STATED PROBLEM:
Identify the lines containing the word "quem". Copy each one.
• • • • • • •
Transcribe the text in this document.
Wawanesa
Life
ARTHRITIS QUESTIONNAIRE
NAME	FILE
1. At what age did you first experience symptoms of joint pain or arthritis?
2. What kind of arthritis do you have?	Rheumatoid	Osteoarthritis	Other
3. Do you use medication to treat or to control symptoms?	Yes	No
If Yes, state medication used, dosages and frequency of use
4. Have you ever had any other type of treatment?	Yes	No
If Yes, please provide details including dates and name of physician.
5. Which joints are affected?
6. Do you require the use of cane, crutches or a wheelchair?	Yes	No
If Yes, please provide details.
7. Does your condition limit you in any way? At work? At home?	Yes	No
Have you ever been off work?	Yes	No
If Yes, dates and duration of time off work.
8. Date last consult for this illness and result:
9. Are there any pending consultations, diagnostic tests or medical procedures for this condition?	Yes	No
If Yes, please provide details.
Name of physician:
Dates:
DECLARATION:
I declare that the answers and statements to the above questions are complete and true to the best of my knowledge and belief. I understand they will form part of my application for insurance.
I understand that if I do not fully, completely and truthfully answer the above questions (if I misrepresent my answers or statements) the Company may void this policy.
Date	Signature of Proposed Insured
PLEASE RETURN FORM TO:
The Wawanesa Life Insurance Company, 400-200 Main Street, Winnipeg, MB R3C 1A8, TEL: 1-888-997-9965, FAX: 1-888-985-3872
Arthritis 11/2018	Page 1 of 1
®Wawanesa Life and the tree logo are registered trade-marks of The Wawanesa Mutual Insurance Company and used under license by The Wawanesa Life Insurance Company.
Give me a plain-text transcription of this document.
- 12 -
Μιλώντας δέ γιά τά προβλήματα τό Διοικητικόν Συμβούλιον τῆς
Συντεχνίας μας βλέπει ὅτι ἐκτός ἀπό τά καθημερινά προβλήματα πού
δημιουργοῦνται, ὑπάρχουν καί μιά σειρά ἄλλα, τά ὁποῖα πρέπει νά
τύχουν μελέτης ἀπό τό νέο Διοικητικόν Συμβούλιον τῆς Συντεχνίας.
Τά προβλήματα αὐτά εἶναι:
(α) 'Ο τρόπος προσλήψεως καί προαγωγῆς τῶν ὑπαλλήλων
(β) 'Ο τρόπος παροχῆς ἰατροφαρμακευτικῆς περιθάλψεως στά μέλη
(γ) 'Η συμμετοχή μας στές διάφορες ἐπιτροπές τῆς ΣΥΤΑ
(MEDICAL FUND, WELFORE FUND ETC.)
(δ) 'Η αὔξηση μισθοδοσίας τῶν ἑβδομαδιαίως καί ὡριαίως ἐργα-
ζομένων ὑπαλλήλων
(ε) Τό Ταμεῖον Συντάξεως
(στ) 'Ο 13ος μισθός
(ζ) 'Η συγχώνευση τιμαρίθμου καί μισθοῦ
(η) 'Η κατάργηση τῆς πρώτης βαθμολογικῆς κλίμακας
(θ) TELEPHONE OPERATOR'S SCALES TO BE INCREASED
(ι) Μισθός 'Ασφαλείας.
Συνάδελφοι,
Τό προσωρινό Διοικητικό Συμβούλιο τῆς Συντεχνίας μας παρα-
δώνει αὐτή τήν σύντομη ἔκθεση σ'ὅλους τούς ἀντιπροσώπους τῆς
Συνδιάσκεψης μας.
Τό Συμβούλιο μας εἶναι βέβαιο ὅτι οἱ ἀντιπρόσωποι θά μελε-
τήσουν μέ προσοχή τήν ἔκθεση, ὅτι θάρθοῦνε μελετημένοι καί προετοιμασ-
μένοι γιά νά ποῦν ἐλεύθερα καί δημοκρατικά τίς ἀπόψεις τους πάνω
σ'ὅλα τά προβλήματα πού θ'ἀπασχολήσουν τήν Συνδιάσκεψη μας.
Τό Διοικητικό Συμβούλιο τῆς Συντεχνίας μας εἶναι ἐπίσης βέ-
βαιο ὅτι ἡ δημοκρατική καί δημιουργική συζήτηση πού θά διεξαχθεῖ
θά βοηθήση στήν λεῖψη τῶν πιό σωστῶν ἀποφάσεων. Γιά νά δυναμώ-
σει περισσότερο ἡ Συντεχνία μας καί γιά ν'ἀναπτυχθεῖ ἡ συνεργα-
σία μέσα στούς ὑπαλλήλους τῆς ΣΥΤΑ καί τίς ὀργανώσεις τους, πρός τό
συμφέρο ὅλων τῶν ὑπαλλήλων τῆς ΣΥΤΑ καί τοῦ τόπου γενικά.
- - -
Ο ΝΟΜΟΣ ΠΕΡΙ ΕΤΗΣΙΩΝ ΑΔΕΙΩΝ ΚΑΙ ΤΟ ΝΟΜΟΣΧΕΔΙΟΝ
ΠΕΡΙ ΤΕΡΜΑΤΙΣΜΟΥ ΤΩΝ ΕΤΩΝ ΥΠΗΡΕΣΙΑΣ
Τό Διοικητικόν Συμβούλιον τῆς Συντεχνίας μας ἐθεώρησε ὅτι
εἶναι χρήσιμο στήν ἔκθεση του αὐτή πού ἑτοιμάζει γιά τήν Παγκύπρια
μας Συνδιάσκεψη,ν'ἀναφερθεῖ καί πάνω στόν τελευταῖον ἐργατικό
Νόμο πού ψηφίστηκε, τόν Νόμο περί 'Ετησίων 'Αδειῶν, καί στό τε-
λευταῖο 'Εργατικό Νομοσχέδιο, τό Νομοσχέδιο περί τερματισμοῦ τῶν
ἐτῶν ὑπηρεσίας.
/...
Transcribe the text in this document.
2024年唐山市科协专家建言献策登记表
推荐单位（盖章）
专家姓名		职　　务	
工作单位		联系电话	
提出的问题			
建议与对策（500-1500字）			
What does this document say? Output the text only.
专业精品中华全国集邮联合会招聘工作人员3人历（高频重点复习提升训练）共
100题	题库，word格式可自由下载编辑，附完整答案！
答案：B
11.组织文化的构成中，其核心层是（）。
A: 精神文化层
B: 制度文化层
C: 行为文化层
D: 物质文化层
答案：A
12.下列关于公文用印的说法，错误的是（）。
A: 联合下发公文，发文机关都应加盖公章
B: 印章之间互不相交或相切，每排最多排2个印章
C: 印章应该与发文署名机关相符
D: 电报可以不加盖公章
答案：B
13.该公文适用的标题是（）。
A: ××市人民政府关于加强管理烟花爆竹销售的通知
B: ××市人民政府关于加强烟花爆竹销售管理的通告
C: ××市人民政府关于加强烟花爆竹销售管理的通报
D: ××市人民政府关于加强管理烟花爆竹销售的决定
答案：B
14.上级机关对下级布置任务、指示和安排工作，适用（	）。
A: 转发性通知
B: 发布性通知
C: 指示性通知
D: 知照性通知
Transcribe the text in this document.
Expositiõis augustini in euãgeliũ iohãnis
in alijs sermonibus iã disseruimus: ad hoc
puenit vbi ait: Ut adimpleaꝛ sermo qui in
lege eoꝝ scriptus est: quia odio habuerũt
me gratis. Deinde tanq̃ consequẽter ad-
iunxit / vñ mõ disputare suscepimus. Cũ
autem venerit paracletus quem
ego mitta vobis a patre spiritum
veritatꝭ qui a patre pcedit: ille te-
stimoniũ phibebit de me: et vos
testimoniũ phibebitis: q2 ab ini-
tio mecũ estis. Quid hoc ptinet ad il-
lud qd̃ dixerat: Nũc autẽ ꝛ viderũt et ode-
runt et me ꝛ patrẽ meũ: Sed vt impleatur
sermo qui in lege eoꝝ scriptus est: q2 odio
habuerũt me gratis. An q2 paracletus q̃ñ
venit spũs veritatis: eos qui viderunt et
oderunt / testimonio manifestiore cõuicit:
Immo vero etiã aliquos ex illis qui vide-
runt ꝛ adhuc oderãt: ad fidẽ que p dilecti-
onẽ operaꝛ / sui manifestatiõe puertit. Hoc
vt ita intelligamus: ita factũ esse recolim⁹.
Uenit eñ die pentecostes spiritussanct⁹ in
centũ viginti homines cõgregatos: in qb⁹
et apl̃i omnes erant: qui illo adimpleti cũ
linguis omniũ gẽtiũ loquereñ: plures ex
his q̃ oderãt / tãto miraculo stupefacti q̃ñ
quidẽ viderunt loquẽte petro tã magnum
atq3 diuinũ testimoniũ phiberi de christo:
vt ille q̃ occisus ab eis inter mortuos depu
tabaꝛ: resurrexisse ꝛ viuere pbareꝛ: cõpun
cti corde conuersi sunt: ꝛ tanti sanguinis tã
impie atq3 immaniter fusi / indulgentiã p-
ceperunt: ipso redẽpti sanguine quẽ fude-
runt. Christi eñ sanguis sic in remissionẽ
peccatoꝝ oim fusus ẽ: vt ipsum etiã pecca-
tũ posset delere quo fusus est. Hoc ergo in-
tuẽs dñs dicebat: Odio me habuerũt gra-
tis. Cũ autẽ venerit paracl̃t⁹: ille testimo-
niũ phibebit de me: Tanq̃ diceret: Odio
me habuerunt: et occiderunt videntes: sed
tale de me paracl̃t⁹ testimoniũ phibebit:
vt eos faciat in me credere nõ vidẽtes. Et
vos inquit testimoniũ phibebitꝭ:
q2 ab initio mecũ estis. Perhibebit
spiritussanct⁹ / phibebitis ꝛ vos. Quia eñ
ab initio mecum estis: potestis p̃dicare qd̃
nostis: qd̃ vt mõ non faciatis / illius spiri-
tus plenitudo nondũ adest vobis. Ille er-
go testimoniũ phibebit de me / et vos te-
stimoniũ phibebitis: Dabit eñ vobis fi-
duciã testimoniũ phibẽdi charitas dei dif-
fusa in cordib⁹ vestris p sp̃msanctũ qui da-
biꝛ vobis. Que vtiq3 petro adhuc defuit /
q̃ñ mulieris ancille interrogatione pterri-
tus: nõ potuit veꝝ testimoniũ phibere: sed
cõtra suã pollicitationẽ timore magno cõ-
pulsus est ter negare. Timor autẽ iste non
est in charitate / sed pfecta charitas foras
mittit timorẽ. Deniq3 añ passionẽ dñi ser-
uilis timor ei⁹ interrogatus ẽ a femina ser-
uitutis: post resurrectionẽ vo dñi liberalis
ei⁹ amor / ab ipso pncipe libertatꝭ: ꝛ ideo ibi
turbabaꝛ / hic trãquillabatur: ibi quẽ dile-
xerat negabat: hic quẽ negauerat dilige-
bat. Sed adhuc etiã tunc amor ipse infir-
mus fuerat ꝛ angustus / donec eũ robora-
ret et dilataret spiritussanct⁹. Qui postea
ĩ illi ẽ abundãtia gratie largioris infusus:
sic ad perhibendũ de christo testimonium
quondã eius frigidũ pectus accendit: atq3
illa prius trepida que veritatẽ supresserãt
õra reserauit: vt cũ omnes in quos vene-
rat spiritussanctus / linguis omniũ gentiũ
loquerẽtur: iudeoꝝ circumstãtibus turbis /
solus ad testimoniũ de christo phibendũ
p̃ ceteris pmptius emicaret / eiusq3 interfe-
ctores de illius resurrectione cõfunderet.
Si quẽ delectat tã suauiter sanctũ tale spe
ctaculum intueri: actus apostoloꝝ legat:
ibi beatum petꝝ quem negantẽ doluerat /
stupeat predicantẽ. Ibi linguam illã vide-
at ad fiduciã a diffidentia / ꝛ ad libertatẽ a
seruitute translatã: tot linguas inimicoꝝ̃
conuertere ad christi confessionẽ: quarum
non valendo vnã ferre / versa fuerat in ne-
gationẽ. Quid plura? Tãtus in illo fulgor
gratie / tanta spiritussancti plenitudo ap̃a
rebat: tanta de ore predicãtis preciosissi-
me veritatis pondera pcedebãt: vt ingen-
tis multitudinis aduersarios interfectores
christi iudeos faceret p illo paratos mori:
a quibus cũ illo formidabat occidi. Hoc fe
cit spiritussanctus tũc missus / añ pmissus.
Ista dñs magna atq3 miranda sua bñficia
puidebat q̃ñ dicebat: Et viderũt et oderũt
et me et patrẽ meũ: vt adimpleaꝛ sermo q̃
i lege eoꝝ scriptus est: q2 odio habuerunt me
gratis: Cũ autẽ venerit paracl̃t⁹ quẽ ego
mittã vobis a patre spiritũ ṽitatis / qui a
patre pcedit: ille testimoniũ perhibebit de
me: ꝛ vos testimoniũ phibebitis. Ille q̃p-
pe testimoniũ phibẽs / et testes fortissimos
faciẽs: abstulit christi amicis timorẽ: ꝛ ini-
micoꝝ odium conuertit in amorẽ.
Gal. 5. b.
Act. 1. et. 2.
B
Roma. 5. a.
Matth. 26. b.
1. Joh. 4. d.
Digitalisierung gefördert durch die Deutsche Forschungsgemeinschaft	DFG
• • • • • • •
EXPECTED ANSWER:
autem venerit paracletus quem
ibi beatum petꝝ quem negantẽ doluerat /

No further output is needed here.